#### [TEXTAUSZUG]
Wort zum Sonntag
Der brennende Dornbusch ist ein tiefgehendes Bild: Er brennt und verbrennt doch nicht. Womit ist Mose da konfrontiert? Er hat in einem Streit einen Ägypter erschlagen, deshalb ist er nach Midian geflohen. Inzwischen scheint das Leben normal zu verlaufen. Mose hat eine Frau und ist mit den Herden des Schwiegervaters unterwegs.
Doch die Bilder seiner Tat verfolgen ihn wie ein brennender Dornbusch, das Bild vom toten Mann kommt immer wieder hoch. Zugleich erinnert sich Mose seines Volkes: Seine Leute leisten als Sklaven und Mägde in Ägypten Frondienste. Jede männliche Geburt wird getötet. Auch das sind Bilder, die wie ein brennender Dornbusch wirken.
Aus diesem brennenden Dornbusch hört Mose eine Stimme: „Komm nicht näher heran! Leg deine Schuhe ab; denn der Ort, wo du stehst, ist heiliger Boden“ (Exodus 3,5). Der Ort, auf dem Mose steht, ist seine Lebenssituation, seine Lebensgeschichte. Mose darf erfahren, dass er bei Gott keinesfalls abgeschrieben ist.
Die Berufung des Mose ist eine Versöhnungsgeschichte: Gott ruft den Mörder Mose, um mit ihm für das Volk Israel einen Weg in die Freiheit zu bahnen. Den Ort, wo Mose steht, nennt Gott „heiliger Boden“. Jeder Mensch erlebt im Laufe des Lebens Verletzungen, und jeder Mensch wird auch andere verletzen, nicht nur Feinde, sondern gerade auch liebste Menschen. Sich mit der Lebensgeschichte zu versöhnen und sich versöhnen zu lassen, ist der Beginn eines Weges in eine neue Freiheit.

#### [BEREITGESTELLTE DATEN]

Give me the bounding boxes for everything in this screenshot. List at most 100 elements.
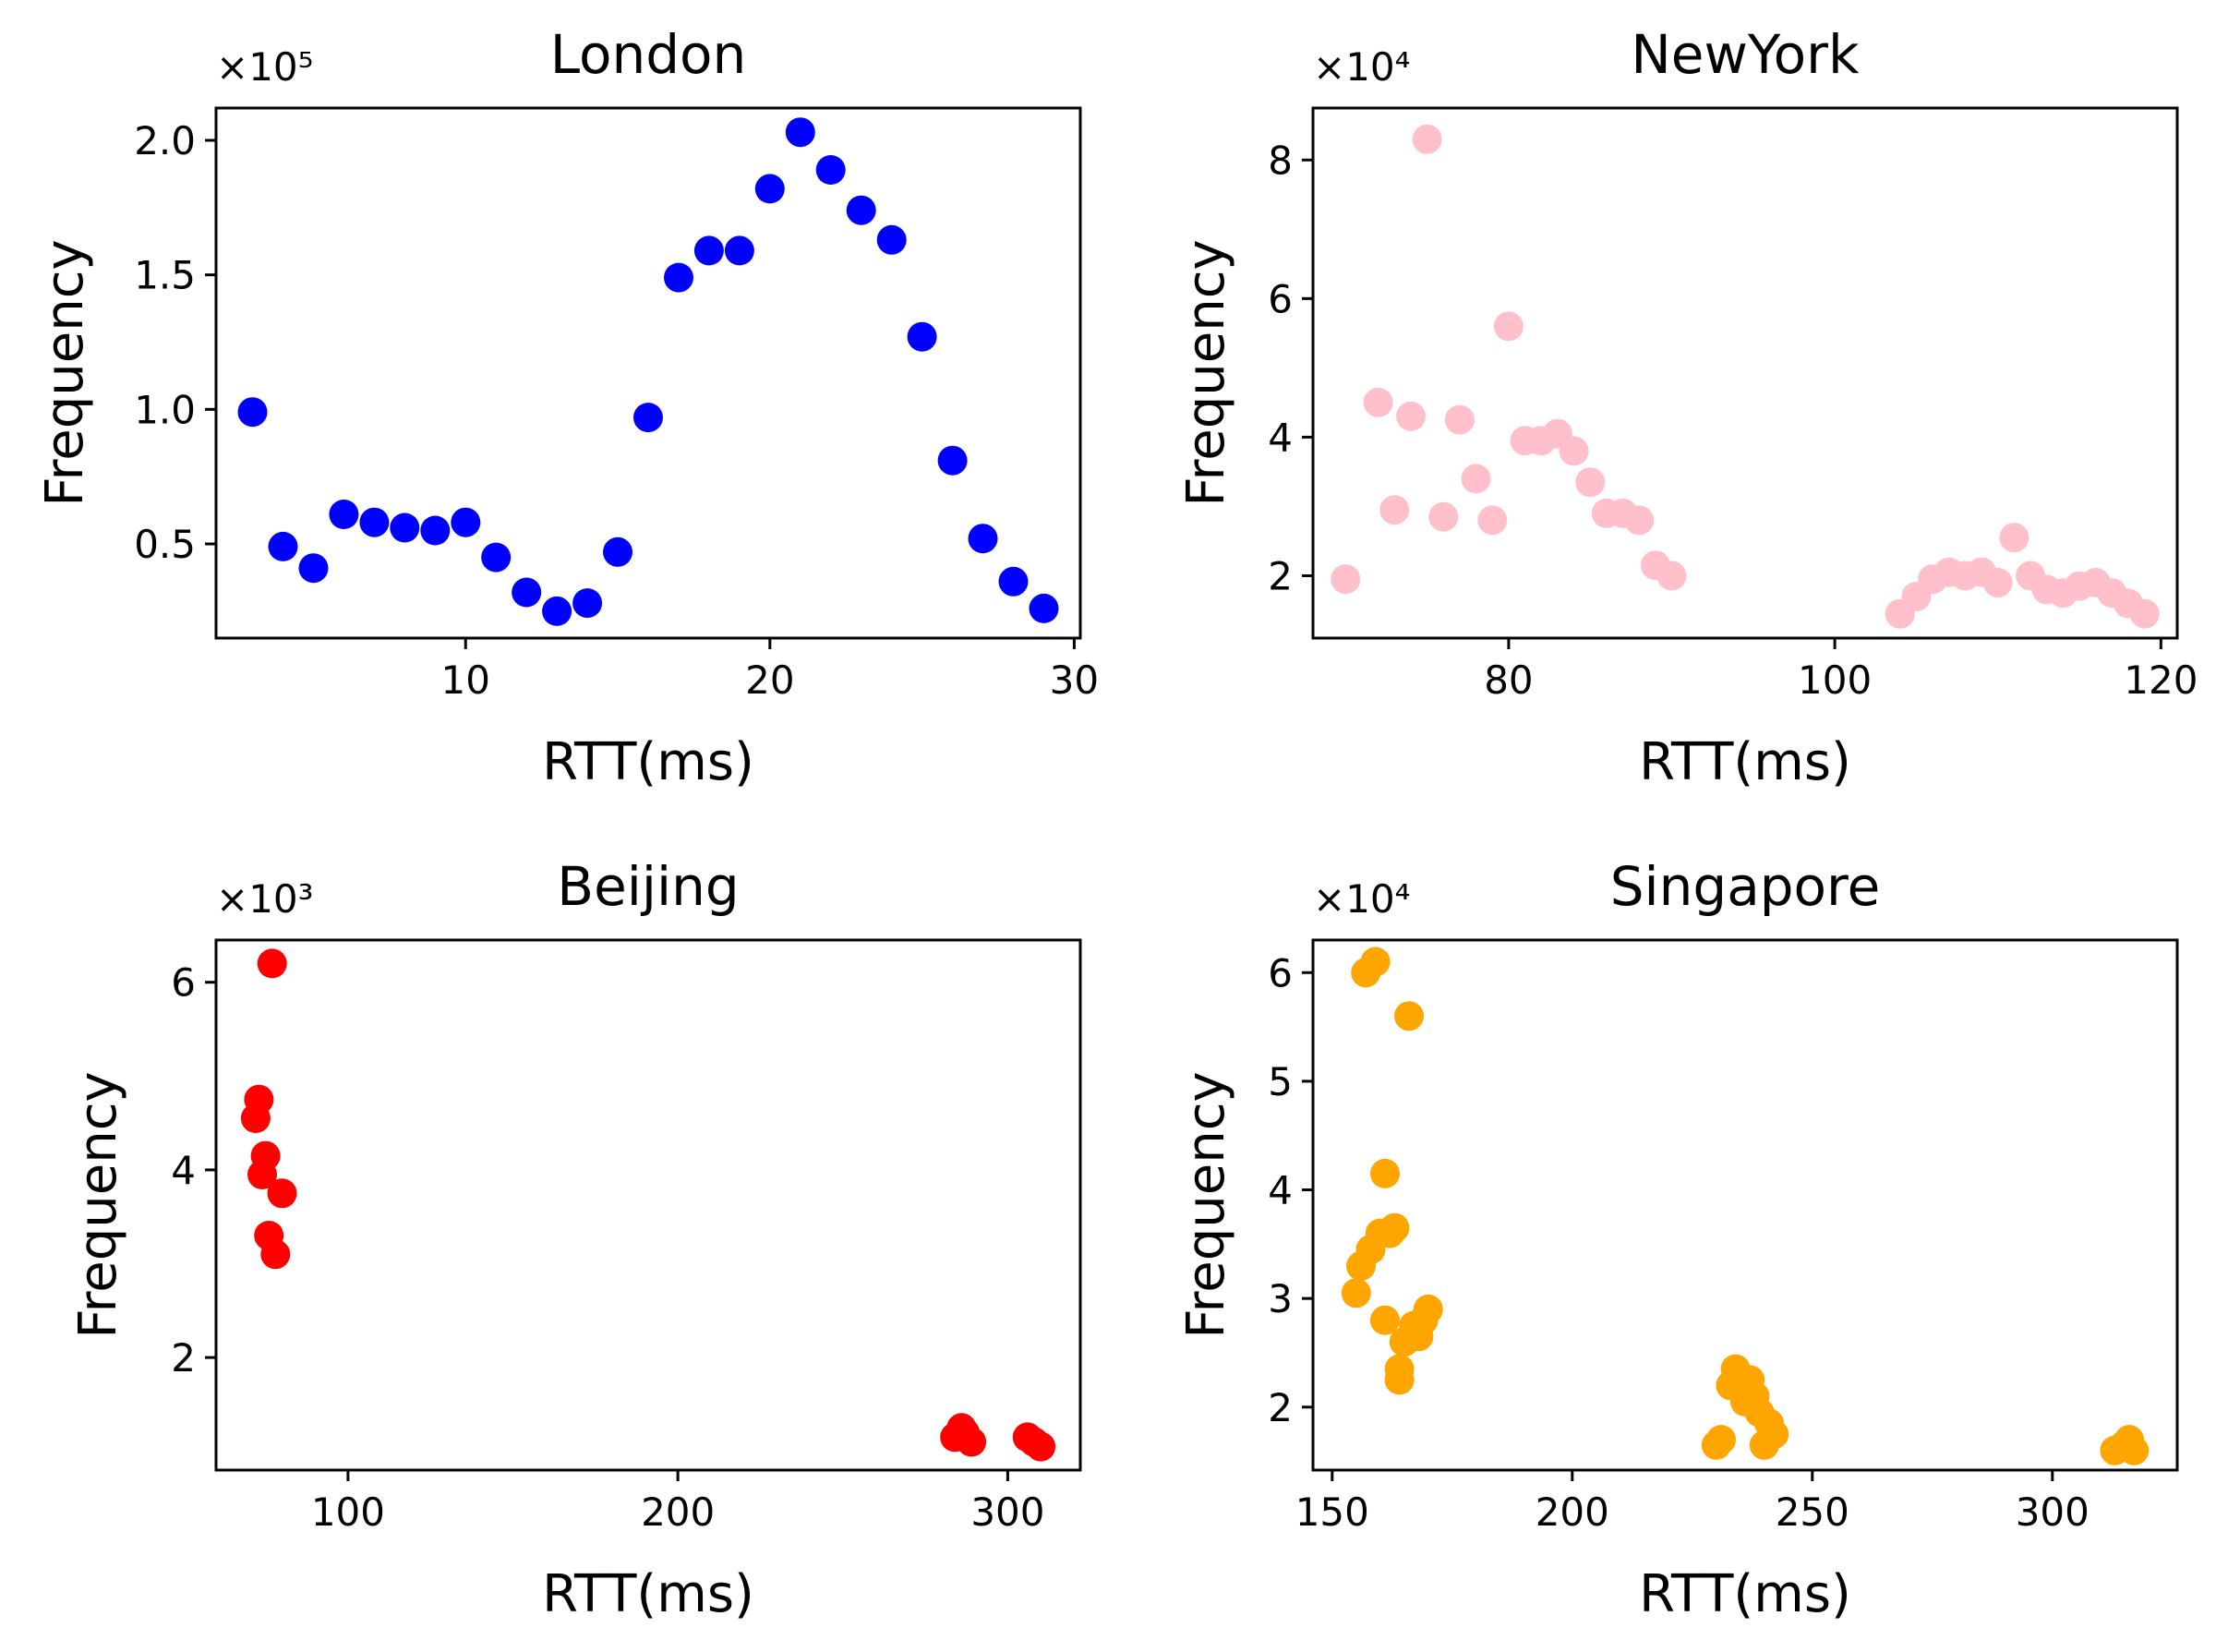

#### [AUFGABEN]
1: Fassen Sie die Betrachtung über den brennenden Dornbusch in zwei Sätzen zusammen.
2: Wohin ist Mose laut der Betrachtung über den brennenden Dornbusch geflohen, nachdem er einen Ägypter erschlagen hatte?
3: Führen Sie die Betrachtung über den brennenden Dornbusch im Anschluss an ihren letzten Satz mit einem weiteren Abschnitt fort.
Die Zeilen sind eigenständiges Material und gehören nicht zur Betrachtung über den brennenden Dornbusch.

#### [ANTWORTEN]
1: Mose ist nach Midian geflohen, weil er einen Ägypter erschlagen hat, und ihn verfolgen die Bilder seiner Tat und des Leids seines Volkes in Ägypten wie ein brennender Dornbusch. Aus diesem Dornbusch spricht Gott zu ihm und nennt seinen Ort „heiliger Boden“, sodass seine Berufung zu einer Versöhnungsgeschichte wird; sich mit der eigenen Lebensgeschichte zu versöhnen, ist nach dem Text der Beginn eines Weges in eine neue Freiheit.

2: Nach Midian.

3:
Gott befiehlt Mose, die Schuhe auszuziehen. Er soll nicht länger zerstörerisch auf seiner Seele herumtrampeln: mit Selbstvorwürfen, mit Vorwürfen gegen andere, mit Hass- und Rachegedanken. Gott fängt mit ihm neu an. Gott lehrt ihn später, mit einem Stab zu agieren und nicht mehr mit einem Schwert (vgl. Exodus 4,1–5).
Er ist nicht mehr ein Knecht der Schlange und ihrer Versuchungen, sondern er packt die Schlange am Schwanz und verhindert ihr böses Agieren. Als einer, der die Angst vor dem Bösen ablegt, wird Mose für sein Volk zum Wegbereiter in die Freiheit, ins gelobte Land.
Bei seiner Berufung erfährt Mose viel über Gottes Wesen. „Der HERR sprach: Ich habe das Elend meines Volkes in Ägypten gesehen, und ihre laute Klage über ihre Antreiber habe ich gehört. Ich kenne sein Leid“ (Exodus 3,7). Elend und Not lassen Gott nicht kalt.
Er sagt: „Ich bin herabgestiegen, um das Volk der Hand der Ägypter zu entreißen und aus jenem Land hinaufzuführen in ein schönes, weites Land, in ein Land, in dem Milch und Honig fließen“ (Exodus 3,8a). Elend und Not bewegen Gott dazu, herabzusteigen. Er ist kein Entrückter, kein über den Wolken Schwebender.
Gott hat die laute Klage gehört. Er ruft Mose, um eine Befreiungsbewegung anzuführen. Gott trägt ihm auf, dass er zu den Ältesten geht. Diese soll er zum Pharao mitnehmen. Mose weiß um seine Schwäche: Er kann nicht reden. Auch dafür sieht Gott eine Lösung vor. Aaron, sein Bruder, kann für ihn reden. Aaron wird es sogar mit Freude tun.
Mose geht einer Freiheitsbewegung voran, manchmal mehr schlecht als recht. Er tut es als Mensch mit all seinen Grenzen. Er stößt auf Widerstände und widrige Umstände. In allem werden Gottes Spuren sichtbar.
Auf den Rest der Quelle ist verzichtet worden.